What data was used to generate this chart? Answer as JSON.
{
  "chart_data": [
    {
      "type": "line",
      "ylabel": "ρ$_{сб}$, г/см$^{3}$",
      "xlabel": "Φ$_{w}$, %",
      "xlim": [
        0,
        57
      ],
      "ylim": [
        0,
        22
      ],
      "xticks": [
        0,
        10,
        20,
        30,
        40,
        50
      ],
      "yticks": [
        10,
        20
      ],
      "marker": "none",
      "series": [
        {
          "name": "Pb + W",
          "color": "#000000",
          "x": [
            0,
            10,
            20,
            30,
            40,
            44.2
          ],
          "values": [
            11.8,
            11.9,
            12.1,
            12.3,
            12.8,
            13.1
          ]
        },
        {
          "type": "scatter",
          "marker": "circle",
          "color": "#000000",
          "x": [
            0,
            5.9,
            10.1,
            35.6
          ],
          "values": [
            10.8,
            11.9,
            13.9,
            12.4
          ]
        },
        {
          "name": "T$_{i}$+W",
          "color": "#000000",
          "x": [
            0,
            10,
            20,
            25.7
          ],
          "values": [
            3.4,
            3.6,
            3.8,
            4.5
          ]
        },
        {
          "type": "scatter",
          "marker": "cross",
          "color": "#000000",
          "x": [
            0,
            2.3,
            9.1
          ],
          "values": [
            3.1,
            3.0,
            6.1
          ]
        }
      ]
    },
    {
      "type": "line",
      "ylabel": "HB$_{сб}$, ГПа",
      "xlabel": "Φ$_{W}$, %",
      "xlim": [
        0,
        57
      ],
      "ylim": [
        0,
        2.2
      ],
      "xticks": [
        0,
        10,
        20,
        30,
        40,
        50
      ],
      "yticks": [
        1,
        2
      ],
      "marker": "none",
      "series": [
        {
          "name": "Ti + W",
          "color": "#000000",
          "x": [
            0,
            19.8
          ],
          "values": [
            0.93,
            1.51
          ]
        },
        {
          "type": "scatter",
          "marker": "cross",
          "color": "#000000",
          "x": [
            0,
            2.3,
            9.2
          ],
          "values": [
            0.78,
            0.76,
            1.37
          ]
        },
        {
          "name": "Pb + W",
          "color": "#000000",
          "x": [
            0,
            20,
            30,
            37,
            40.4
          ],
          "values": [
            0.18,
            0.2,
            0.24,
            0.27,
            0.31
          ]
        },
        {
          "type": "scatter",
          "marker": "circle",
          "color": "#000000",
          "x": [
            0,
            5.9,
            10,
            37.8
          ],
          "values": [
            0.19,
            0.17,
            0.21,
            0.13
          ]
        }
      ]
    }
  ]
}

================

## Given request
Exactly as they are written, print the entries again.

## Exercise response
What data was used to generate this chart? Answer as JSON.
{
  "chart_data": [
    {
      "type": "line",
      "ylabel": "ρ$_{сб}$, г/см$^{3}$",
      "xlabel": "Φ$_{w}$, %",
      "xlim": [
        0,
        57
      ],
      "ylim": [
        0,
        22
      ],
      "xticks": [
        0,
        10,
        20,
        30,
        40,
        50
      ],
      "yticks": [
        10,
        20
      ],
      "marker": "none",
      "series": [
        {
          "name": "Pb + W",
          "color": "#000000",
          "x": [
            0,
            10,
            20,
            30,
            40,
            44.2
          ],
          "values": [
            11.8,
            11.9,
            12.1,
            12.3,
            12.8,
            13.1
          ]
        },
        {
          "type": "scatter",
          "marker": "circle",
          "color": "#000000",
          "x": [
            0,
            5.9,
            10.1,
            35.6
          ],
          "values": [
            10.8,
            11.9,
            13.9,
            12.4
          ]
        },
        {
          "name": "T$_{i}$+W",
          "color": "#000000",
          "x": [
            0,
            10,
            20,
            25.7
          ],
          "values": [
            3.4,
            3.6,
            3.8,
            4.5
          ]
        },
        {
          "type": "scatter",
          "marker": "cross",
          "color": "#000000",
          "x": [
            0,
            2.3,
            9.1
          ],
          "values": [
            3.1,
            3.0,
            6.1
          ]
        }
      ]
    },
    {
      "type": "line",
      "ylabel": "HB$_{сб}$, ГПа",
      "xlabel": "Φ$_{W}$, %",
      "xlim": [
        0,
        57
      ],
      "ylim": [
        0,
        2.2
      ],
      "xticks": [
        0,
        10,
        20,
        30,
        40,
        50
      ],
      "yticks": [
        1,
        2
      ],
      "marker": "none",
      "series": [
        {
          "name": "Ti + W",
          "color": "#000000",
          "x": [
            0,
            19.8
          ],
          "values": [
            0.93,
            1.51
          ]
        },
        {
          "type": "scatter",
          "marker": "cross",
          "color": "#000000",
          "x": [
            0,
            2.3,
            9.2
          ],
          "values": [
            0.78,
            0.76,
            1.37
          ]
        },
        {
          "name": "Pb + W",
          "color": "#000000",
          "x": [
            0,
            20,
            30,
            37,
            40.4
          ],
          "values": [
            0.18,
            0.2,
            0.24,
            0.27,
            0.31
          ]
        },
        {
          "type": "scatter",
          "marker": "circle",
          "color": "#000000",
          "x": [
            0,
            5.9,
            10,
            37.8
          ],
          "values": [
            0.19,
            0.17,
            0.21,
            0.13
          ]
        }
      ]
    }
  ]
}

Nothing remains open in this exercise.